◆ WHAT THE EXERCISE ASKS: Repeat every record below exactly as it appears.

══ DATA SUPPLIED ══

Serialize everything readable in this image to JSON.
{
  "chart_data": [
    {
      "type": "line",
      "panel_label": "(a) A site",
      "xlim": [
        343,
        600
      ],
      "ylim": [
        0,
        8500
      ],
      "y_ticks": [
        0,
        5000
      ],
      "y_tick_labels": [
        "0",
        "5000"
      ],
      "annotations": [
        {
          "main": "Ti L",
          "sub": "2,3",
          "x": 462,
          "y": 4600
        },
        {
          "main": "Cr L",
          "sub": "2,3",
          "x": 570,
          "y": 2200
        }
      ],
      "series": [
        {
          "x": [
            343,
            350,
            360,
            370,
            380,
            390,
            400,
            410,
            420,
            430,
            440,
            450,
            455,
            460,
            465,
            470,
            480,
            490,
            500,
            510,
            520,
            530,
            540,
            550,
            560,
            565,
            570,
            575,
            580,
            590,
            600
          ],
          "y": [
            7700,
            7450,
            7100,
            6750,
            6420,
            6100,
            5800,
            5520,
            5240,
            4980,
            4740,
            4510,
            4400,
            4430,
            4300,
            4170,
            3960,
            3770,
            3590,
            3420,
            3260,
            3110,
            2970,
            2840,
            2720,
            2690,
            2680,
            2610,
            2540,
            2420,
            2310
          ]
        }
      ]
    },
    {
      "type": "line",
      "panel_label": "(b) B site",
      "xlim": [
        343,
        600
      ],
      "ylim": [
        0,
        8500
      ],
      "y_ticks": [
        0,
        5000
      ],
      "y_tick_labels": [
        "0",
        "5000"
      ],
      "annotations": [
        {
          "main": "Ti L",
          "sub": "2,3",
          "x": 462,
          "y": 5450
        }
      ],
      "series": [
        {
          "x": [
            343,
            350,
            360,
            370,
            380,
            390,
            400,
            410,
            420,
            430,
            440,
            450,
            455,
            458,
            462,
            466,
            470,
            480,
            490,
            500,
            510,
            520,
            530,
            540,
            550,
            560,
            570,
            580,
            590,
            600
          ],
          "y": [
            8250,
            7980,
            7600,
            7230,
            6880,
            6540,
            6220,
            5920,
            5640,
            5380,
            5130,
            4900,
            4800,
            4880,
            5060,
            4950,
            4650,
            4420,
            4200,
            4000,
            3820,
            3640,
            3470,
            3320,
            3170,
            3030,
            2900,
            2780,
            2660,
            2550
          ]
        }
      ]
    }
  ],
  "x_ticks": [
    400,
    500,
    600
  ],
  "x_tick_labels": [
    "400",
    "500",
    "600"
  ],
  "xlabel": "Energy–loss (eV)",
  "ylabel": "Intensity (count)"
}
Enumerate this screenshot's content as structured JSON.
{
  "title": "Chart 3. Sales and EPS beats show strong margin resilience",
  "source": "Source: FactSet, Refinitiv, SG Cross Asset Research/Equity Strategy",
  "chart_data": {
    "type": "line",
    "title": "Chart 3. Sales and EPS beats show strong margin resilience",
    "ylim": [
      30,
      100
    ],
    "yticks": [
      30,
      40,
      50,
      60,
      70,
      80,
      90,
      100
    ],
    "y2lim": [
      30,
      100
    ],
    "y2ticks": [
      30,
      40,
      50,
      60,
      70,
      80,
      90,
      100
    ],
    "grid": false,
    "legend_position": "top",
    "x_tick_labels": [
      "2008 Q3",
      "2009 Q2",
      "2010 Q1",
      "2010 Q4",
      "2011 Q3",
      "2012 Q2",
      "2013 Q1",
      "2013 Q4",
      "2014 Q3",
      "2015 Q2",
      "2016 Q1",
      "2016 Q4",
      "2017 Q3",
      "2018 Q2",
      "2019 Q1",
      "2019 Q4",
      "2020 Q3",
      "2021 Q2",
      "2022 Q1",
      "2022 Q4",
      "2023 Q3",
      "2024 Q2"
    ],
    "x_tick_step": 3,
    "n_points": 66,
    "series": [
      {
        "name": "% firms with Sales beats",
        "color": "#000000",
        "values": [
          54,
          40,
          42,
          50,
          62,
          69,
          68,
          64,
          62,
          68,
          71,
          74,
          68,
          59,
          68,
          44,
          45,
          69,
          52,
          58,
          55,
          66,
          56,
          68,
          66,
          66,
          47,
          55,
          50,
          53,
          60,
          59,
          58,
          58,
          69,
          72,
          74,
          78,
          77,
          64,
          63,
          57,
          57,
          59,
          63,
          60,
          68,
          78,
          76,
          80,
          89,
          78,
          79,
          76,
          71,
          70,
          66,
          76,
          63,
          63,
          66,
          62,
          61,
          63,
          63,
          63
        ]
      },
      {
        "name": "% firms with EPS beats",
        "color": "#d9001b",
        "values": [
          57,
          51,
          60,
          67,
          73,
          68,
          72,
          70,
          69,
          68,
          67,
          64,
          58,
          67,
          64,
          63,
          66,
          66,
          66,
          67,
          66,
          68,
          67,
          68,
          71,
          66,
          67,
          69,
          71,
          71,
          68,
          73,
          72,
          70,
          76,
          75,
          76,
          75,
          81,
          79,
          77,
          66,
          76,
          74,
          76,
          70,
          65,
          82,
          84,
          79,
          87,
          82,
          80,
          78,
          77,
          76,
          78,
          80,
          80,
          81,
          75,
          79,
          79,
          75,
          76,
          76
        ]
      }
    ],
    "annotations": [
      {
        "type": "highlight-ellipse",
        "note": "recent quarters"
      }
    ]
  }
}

═══

◆ ANSWER TO THE PROBLEM:
Serialize everything readable in this image to JSON.
{
  "chart_data": [
    {
      "type": "line",
      "panel_label": "(a) A site",
      "xlim": [
        343,
        600
      ],
      "ylim": [
        0,
        8500
      ],
      "y_ticks": [
        0,
        5000
      ],
      "y_tick_labels": [
        "0",
        "5000"
      ],
      "annotations": [
        {
          "main": "Ti L",
          "sub": "2,3",
          "x": 462,
          "y": 4600
        },
        {
          "main": "Cr L",
          "sub": "2,3",
          "x": 570,
          "y": 2200
        }
      ],
      "series": [
        {
          "x": [
            343,
            350,
            360,
            370,
            380,
            390,
            400,
            410,
            420,
            430,
            440,
            450,
            455,
            460,
            465,
            470,
            480,
            490,
            500,
            510,
            520,
            530,
            540,
            550,
            560,
            565,
            570,
            575,
            580,
            590,
            600
          ],
          "y": [
            7700,
            7450,
            7100,
            6750,
            6420,
            6100,
            5800,
            5520,
            5240,
            4980,
            4740,
            4510,
            4400,
            4430,
            4300,
            4170,
            3960,
            3770,
            3590,
            3420,
            3260,
            3110,
            2970,
            2840,
            2720,
            2690,
            2680,
            2610,
            2540,
            2420,
            2310
          ]
        }
      ]
    },
    {
      "type": "line",
      "panel_label": "(b) B site",
      "xlim": [
        343,
        600
      ],
      "ylim": [
        0,
        8500
      ],
      "y_ticks": [
        0,
        5000
      ],
      "y_tick_labels": [
        "0",
        "5000"
      ],
      "annotations": [
        {
          "main": "Ti L",
          "sub": "2,3",
          "x": 462,
          "y": 5450
        }
      ],
      "series": [
        {
          "x": [
            343,
            350,
            360,
            370,
            380,
            390,
            400,
            410,
            420,
            430,
            440,
            450,
            455,
            458,
            462,
            466,
            470,
            480,
            490,
            500,
            510,
            520,
            530,
            540,
            550,
            560,
            570,
            580,
            590,
            600
          ],
          "y": [
            8250,
            7980,
            7600,
            7230,
            6880,
            6540,
            6220,
            5920,
            5640,
            5380,
            5130,
            4900,
            4800,
            4880,
            5060,
            4950,
            4650,
            4420,
            4200,
            4000,
            3820,
            3640,
            3470,
            3320,
            3170,
            3030,
            2900,
            2780,
            2660,
            2550
          ]
        }
      ]
    }
  ],
  "x_ticks": [
    400,
    500,
    600
  ],
  "x_tick_labels": [
    "400",
    "500",
    "600"
  ],
  "xlabel": "Energy–loss (eV)",
  "ylabel": "Intensity (count)"
}
Enumerate this screenshot's content as structured JSON.
{
  "title": "Chart 3. Sales and EPS beats show strong margin resilience",
  "source": "Source: FactSet, Refinitiv, SG Cross Asset Research/Equity Strategy",
  "chart_data": {
    "type": "line",
    "title": "Chart 3. Sales and EPS beats show strong margin resilience",
    "ylim": [
      30,
      100
    ],
    "yticks": [
      30,
      40,
      50,
      60,
      70,
      80,
      90,
      100
    ],
    "y2lim": [
      30,
      100
    ],
    "y2ticks": [
      30,
      40,
      50,
      60,
      70,
      80,
      90,
      100
    ],
    "grid": false,
    "legend_position": "top",
    "x_tick_labels": [
      "2008 Q3",
      "2009 Q2",
      "2010 Q1",
      "2010 Q4",
      "2011 Q3",
      "2012 Q2",
      "2013 Q1",
      "2013 Q4",
      "2014 Q3",
      "2015 Q2",
      "2016 Q1",
      "2016 Q4",
      "2017 Q3",
      "2018 Q2",
      "2019 Q1",
      "2019 Q4",
      "2020 Q3",
      "2021 Q2",
      "2022 Q1",
      "2022 Q4",
      "2023 Q3",
      "2024 Q2"
    ],
    "x_tick_step": 3,
    "n_points": 66,
    "series": [
      {
        "name": "% firms with Sales beats",
        "color": "#000000",
        "values": [
          54,
          40,
          42,
          50,
          62,
          69,
          68,
          64,
          62,
          68,
          71,
          74,
          68,
          59,
          68,
          44,
          45,
          69,
          52,
          58,
          55,
          66,
          56,
          68,
          66,
          66,
          47,
          55,
          50,
          53,
          60,
          59,
          58,
          58,
          69,
          72,
          74,
          78,
          77,
          64,
          63,
          57,
          57,
          59,
          63,
          60,
          68,
          78,
          76,
          80,
          89,
          78,
          79,
          76,
          71,
          70,
          66,
          76,
          63,
          63,
          66,
          62,
          61,
          63,
          63,
          63
        ]
      },
      {
        "name": "% firms with EPS beats",
        "color": "#d9001b",
        "values": [
          57,
          51,
          60,
          67,
          73,
          68,
          72,
          70,
          69,
          68,
          67,
          64,
          58,
          67,
          64,
          63,
          66,
          66,
          66,
          67,
          66,
          68,
          67,
          68,
          71,
          66,
          67,
          69,
          71,
          71,
          68,
          73,
          72,
          70,
          76,
          75,
          76,
          75,
          81,
          79,
          77,
          66,
          76,
          74,
          76,
          70,
          65,
          82,
          84,
          79,
          87,
          82,
          80,
          78,
          77,
          76,
          78,
          80,
          80,
          81,
          75,
          79,
          79,
          75,
          76,
          76
        ]
      }
    ],
    "annotations": [
      {
        "type": "highlight-ellipse",
        "note": "recent quarters"
      }
    ]
  }
}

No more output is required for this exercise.